- _WORK TO BE COMPLETED_
Check each line of the listing for the word "فقال" and give only the number of lines that have it.

- _RECORDS PROVIDED_
#####

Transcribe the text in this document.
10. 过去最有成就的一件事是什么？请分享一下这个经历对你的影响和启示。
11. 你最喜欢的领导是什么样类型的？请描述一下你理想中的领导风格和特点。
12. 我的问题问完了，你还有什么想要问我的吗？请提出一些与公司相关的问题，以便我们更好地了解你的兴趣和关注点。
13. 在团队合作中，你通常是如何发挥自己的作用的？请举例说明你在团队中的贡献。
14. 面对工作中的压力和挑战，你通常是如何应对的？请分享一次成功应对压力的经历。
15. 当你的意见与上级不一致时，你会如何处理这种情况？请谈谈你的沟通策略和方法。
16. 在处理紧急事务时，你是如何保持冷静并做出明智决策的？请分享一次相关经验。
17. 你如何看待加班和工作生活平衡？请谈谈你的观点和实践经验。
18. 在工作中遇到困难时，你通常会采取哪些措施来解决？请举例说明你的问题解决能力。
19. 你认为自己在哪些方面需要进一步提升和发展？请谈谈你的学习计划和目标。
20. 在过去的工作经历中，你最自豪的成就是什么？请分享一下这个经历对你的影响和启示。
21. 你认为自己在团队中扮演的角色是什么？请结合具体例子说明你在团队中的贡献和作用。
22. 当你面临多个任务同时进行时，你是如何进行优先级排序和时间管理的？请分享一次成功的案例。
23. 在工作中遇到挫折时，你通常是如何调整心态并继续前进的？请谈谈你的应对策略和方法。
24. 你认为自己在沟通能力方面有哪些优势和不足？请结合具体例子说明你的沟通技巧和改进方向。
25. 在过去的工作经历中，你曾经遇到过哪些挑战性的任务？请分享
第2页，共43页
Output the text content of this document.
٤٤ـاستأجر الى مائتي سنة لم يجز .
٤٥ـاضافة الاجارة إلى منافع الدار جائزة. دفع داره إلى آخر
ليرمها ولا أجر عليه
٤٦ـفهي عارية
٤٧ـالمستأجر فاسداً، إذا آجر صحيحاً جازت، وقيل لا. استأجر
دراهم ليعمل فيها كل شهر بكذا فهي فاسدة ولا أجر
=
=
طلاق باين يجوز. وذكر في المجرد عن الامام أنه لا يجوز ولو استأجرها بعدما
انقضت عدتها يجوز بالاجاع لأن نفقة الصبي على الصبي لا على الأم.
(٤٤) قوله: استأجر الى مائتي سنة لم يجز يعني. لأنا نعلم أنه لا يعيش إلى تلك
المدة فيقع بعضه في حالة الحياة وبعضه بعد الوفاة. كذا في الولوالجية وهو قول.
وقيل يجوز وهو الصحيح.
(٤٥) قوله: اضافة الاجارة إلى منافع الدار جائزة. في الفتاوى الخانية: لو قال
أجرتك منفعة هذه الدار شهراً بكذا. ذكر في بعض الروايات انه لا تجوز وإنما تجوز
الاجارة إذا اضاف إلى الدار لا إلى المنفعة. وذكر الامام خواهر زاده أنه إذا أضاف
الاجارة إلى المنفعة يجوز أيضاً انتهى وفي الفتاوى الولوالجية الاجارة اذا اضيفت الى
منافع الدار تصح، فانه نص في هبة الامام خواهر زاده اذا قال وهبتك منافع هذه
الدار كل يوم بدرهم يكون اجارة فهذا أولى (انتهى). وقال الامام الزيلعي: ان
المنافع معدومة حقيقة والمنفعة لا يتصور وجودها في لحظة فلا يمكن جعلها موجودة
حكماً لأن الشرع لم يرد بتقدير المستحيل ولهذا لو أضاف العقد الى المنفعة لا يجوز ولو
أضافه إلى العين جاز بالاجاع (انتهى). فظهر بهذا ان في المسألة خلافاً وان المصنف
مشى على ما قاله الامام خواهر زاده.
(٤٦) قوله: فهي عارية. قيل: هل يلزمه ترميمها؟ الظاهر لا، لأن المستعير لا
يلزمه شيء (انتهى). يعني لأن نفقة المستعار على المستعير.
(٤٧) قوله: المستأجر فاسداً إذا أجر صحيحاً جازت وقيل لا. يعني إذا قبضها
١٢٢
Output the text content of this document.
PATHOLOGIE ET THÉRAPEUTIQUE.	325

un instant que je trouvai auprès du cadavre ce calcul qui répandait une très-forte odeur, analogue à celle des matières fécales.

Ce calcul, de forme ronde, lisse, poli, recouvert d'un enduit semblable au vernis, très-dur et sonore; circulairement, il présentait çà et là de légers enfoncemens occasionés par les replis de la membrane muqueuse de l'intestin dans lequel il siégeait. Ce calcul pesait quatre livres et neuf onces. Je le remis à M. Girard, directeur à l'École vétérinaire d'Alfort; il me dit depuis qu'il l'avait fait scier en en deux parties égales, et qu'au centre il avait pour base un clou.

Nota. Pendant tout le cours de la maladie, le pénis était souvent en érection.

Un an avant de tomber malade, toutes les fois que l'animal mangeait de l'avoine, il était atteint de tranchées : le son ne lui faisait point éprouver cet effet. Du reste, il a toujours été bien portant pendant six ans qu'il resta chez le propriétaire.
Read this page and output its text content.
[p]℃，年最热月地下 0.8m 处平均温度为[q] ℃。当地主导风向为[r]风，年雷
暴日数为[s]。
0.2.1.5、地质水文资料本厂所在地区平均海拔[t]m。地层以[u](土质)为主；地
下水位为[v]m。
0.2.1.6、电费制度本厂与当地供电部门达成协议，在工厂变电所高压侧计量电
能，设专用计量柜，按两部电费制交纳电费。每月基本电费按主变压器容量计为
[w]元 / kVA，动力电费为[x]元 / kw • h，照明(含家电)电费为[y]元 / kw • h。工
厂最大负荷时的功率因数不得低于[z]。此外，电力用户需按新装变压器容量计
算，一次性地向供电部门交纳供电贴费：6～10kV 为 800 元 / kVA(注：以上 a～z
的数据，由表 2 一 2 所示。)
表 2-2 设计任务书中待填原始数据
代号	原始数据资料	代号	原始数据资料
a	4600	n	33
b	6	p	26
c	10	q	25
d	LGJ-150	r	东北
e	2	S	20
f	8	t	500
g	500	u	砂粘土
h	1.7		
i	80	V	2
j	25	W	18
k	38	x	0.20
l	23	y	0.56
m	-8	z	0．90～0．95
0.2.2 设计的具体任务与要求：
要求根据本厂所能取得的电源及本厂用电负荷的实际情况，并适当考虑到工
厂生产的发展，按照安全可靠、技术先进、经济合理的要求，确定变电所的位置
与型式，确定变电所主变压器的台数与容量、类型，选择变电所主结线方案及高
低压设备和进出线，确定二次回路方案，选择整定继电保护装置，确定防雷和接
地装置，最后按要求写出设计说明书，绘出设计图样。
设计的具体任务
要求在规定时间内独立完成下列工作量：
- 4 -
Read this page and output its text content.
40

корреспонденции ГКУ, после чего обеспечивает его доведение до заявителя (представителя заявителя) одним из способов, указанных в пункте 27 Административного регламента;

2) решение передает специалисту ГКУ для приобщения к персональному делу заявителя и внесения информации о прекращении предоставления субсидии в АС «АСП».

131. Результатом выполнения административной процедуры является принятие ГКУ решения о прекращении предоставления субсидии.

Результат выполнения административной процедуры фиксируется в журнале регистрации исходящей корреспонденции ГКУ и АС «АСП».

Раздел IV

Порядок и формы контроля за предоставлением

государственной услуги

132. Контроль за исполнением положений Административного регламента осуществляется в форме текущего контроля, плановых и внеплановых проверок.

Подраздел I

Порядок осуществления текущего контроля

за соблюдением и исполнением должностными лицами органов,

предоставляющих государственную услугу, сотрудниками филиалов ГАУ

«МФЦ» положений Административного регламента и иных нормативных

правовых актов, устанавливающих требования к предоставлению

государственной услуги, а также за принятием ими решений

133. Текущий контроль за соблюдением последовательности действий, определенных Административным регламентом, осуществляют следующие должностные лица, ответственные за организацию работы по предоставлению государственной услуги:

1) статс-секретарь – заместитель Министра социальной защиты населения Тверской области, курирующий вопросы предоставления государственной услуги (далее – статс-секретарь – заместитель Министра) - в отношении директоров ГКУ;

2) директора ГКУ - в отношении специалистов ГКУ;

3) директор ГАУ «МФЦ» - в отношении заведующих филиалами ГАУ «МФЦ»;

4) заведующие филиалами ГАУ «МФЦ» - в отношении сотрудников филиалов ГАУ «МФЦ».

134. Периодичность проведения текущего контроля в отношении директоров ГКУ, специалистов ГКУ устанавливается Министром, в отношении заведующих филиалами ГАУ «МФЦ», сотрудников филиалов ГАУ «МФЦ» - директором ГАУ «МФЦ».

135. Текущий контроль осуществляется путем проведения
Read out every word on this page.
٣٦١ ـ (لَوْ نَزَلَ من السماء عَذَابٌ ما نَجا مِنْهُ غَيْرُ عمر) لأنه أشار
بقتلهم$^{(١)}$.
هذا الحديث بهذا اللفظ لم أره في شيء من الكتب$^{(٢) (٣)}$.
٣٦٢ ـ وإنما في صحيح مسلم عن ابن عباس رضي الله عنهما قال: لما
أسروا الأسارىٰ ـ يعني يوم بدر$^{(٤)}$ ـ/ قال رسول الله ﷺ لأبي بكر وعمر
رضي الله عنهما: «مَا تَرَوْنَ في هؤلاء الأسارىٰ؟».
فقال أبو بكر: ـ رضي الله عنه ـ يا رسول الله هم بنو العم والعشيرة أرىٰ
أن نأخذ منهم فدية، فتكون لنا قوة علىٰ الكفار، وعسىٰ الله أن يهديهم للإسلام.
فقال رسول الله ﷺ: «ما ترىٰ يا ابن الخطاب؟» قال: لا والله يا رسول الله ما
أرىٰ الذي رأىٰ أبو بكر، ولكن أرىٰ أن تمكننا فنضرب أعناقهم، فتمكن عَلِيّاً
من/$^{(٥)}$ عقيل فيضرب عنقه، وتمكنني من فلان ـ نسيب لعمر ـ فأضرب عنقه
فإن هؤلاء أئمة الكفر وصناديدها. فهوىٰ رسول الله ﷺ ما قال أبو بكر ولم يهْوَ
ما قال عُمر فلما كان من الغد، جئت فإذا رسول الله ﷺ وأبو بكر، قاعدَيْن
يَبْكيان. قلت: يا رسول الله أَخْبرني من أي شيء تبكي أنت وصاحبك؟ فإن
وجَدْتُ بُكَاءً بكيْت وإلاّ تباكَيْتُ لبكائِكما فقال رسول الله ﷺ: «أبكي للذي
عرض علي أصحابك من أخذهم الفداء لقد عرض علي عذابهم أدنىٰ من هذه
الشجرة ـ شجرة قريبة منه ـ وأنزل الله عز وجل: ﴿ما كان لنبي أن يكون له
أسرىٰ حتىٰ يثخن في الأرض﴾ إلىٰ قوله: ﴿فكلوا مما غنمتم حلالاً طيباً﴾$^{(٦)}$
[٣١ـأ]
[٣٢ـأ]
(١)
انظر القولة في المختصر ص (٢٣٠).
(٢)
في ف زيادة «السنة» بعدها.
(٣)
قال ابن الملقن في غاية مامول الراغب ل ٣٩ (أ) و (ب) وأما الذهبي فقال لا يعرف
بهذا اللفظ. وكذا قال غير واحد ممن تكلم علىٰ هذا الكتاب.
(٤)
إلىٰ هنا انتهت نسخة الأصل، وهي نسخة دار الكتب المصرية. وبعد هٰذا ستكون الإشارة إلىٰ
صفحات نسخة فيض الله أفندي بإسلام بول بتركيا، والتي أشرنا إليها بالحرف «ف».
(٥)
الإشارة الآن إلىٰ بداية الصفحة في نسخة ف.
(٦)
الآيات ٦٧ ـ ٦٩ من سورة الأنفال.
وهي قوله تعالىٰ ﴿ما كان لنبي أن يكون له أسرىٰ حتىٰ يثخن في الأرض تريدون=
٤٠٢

#####

- _EXPECTED ANSWER_
4